What to produce:
Print out every record exactly as it appears.

Task inputs:
^^^^^^^^^^^^^^^^
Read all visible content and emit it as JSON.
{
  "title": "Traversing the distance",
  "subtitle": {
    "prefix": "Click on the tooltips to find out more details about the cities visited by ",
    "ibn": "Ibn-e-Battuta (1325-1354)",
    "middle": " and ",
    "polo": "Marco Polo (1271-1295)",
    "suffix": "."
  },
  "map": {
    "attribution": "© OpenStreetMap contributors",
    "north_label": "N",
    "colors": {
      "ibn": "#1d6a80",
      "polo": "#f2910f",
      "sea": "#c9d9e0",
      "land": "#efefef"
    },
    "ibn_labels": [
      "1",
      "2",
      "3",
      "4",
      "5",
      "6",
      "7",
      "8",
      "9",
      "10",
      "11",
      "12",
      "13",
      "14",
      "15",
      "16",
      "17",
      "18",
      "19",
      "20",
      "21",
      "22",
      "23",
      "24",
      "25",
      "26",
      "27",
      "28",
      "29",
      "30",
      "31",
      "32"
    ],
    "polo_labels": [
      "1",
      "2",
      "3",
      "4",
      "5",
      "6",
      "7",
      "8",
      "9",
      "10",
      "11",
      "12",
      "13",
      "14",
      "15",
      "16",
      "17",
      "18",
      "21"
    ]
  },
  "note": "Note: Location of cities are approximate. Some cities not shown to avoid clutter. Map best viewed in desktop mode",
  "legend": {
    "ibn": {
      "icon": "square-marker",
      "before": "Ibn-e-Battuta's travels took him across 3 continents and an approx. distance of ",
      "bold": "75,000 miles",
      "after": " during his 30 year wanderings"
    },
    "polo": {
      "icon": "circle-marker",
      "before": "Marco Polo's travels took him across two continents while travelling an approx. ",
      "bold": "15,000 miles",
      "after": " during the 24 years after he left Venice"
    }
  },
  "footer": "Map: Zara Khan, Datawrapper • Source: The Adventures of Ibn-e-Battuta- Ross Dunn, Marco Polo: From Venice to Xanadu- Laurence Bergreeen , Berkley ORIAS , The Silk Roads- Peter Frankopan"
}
^^^^^^^^^^^^^^^^
Result of this exercise:
Read all visible content and emit it as JSON.
{
  "title": "Traversing the distance",
  "subtitle": {
    "prefix": "Click on the tooltips to find out more details about the cities visited by ",
    "ibn": "Ibn-e-Battuta (1325-1354)",
    "middle": " and ",
    "polo": "Marco Polo (1271-1295)",
    "suffix": "."
  },
  "map": {
    "attribution": "© OpenStreetMap contributors",
    "north_label": "N",
    "colors": {
      "ibn": "#1d6a80",
      "polo": "#f2910f",
      "sea": "#c9d9e0",
      "land": "#efefef"
    },
    "ibn_labels": [
      "1",
      "2",
      "3",
      "4",
      "5",
      "6",
      "7",
      "8",
      "9",
      "10",
      "11",
      "12",
      "13",
      "14",
      "15",
      "16",
      "17",
      "18",
      "19",
      "20",
      "21",
      "22",
      "23",
      "24",
      "25",
      "26",
      "27",
      "28",
      "29",
      "30",
      "31",
      "32"
    ],
    "polo_labels": [
      "1",
      "2",
      "3",
      "4",
      "5",
      "6",
      "7",
      "8",
      "9",
      "10",
      "11",
      "12",
      "13",
      "14",
      "15",
      "16",
      "17",
      "18",
      "21"
    ]
  },
  "note": "Note: Location of cities are approximate. Some cities not shown to avoid clutter. Map best viewed in desktop mode",
  "legend": {
    "ibn": {
      "icon": "square-marker",
      "before": "Ibn-e-Battuta's travels took him across 3 continents and an approx. distance of ",
      "bold": "75,000 miles",
      "after": " during his 30 year wanderings"
    },
    "polo": {
      "icon": "circle-marker",
      "before": "Marco Polo's travels took him across two continents while travelling an approx. ",
      "bold": "15,000 miles",
      "after": " during the 24 years after he left Venice"
    }
  },
  "footer": "Map: Zara Khan, Datawrapper • Source: The Adventures of Ibn-e-Battuta- Ross Dunn, Marco Polo: From Venice to Xanadu- Laurence Bergreeen , Berkley ORIAS , The Silk Roads- Peter Frankopan"
}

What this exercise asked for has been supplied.